Given task » Print all of the entries exactly, minus the pictures.

Recorded information »
◆ ◆ ◆

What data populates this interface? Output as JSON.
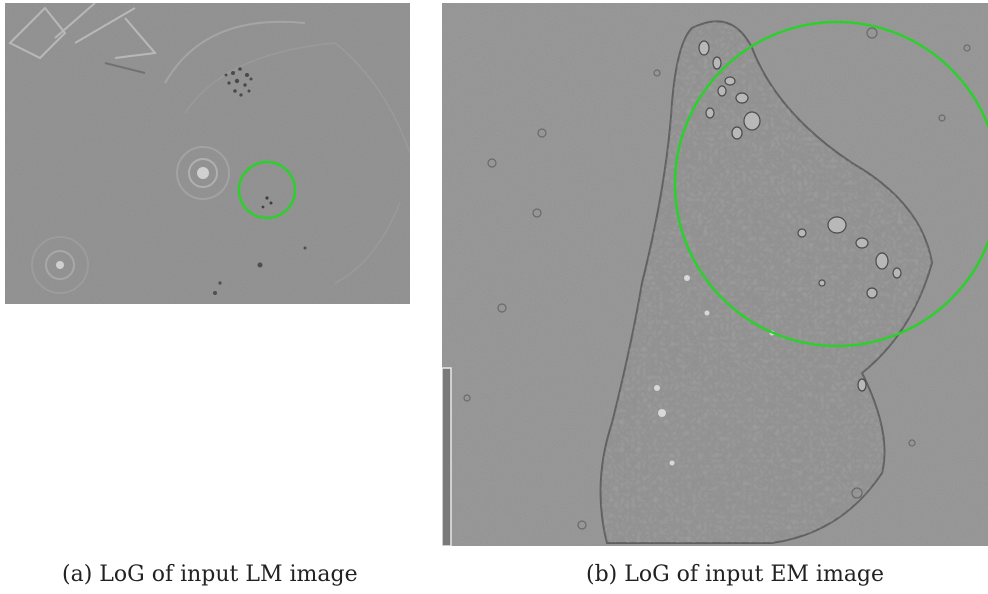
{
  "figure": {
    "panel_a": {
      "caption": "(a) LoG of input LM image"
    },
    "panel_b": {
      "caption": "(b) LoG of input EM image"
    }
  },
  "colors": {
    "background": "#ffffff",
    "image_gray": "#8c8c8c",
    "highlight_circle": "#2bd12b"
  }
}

◆ ◆ ◆

Exercise output »
What data populates this interface? Output as JSON.
{
  "figure": {
    "panel_a": {
      "caption": "(a) LoG of input LM image"
    },
    "panel_b": {
      "caption": "(b) LoG of input EM image"
    }
  },
  "colors": {
    "background": "#ffffff",
    "image_gray": "#8c8c8c",
    "highlight_circle": "#2bd12b"
  }
}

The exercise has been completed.